TASK BRIEF
Retype the listing that follows, exactly as written.
---------------
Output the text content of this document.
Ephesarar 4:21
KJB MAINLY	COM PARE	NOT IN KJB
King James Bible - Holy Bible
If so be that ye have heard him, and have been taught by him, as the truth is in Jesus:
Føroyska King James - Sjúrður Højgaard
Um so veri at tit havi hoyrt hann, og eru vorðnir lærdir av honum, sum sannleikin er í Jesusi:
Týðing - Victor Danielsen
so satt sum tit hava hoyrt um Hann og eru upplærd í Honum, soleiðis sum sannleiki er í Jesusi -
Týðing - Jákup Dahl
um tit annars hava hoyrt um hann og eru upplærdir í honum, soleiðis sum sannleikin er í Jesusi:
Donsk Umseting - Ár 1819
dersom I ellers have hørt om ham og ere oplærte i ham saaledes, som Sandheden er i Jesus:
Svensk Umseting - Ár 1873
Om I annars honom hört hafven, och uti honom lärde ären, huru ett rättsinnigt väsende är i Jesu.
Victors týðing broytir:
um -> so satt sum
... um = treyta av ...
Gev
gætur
---------------
WORKED ANSWER
Output the text content of this document.
Ephesarar 4:21
KJB MAINLY	COM PARE	NOT IN KJB
King James Bible - Holy Bible
If so be that ye have heard him, and have been taught by him, as the truth is in Jesus:
Føroyska King James - Sjúrður Højgaard
Um so veri at tit havi hoyrt hann, og eru vorðnir lærdir av honum, sum sannleikin er í Jesusi:
Týðing - Victor Danielsen
so satt sum tit hava hoyrt um Hann og eru upplærd í Honum, soleiðis sum sannleiki er í Jesusi -
Týðing - Jákup Dahl
um tit annars hava hoyrt um hann og eru upplærdir í honum, soleiðis sum sannleikin er í Jesusi:
Donsk Umseting - Ár 1819
dersom I ellers have hørt om ham og ere oplærte i ham saaledes, som Sandheden er i Jesus:
Svensk Umseting - Ár 1873
Om I annars honom hört hafven, och uti honom lärde ären, huru ett rättsinnigt väsende är i Jesu.
Victors týðing broytir:
um -> so satt sum
... um = treyta av ...
Gev
gætur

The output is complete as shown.